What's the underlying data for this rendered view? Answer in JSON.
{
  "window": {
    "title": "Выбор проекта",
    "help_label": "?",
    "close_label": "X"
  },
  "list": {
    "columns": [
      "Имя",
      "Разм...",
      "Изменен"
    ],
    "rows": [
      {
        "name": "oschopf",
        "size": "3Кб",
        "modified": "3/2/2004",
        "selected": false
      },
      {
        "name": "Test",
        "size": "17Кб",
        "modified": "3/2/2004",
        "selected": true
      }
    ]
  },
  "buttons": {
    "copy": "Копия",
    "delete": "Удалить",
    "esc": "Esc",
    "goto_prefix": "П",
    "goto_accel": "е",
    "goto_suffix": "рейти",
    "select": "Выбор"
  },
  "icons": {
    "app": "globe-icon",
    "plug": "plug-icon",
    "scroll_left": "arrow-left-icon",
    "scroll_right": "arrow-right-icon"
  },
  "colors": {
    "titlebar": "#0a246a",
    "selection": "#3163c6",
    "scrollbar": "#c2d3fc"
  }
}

Exercise brief: Copy the material above back out, exactly as written.

Expected output:
What's the underlying data for this rendered view? Answer in JSON.
{
  "window": {
    "title": "Выбор проекта",
    "help_label": "?",
    "close_label": "X"
  },
  "list": {
    "columns": [
      "Имя",
      "Разм...",
      "Изменен"
    ],
    "rows": [
      {
        "name": "oschopf",
        "size": "3Кб",
        "modified": "3/2/2004",
        "selected": false
      },
      {
        "name": "Test",
        "size": "17Кб",
        "modified": "3/2/2004",
        "selected": true
      }
    ]
  },
  "buttons": {
    "copy": "Копия",
    "delete": "Удалить",
    "esc": "Esc",
    "goto_prefix": "П",
    "goto_accel": "е",
    "goto_suffix": "рейти",
    "select": "Выбор"
  },
  "icons": {
    "app": "globe-icon",
    "plug": "plug-icon",
    "scroll_left": "arrow-left-icon",
    "scroll_right": "arrow-right-icon"
  },
  "colors": {
    "titlebar": "#0a246a",
    "selection": "#3163c6",
    "scrollbar": "#c2d3fc"
  }
}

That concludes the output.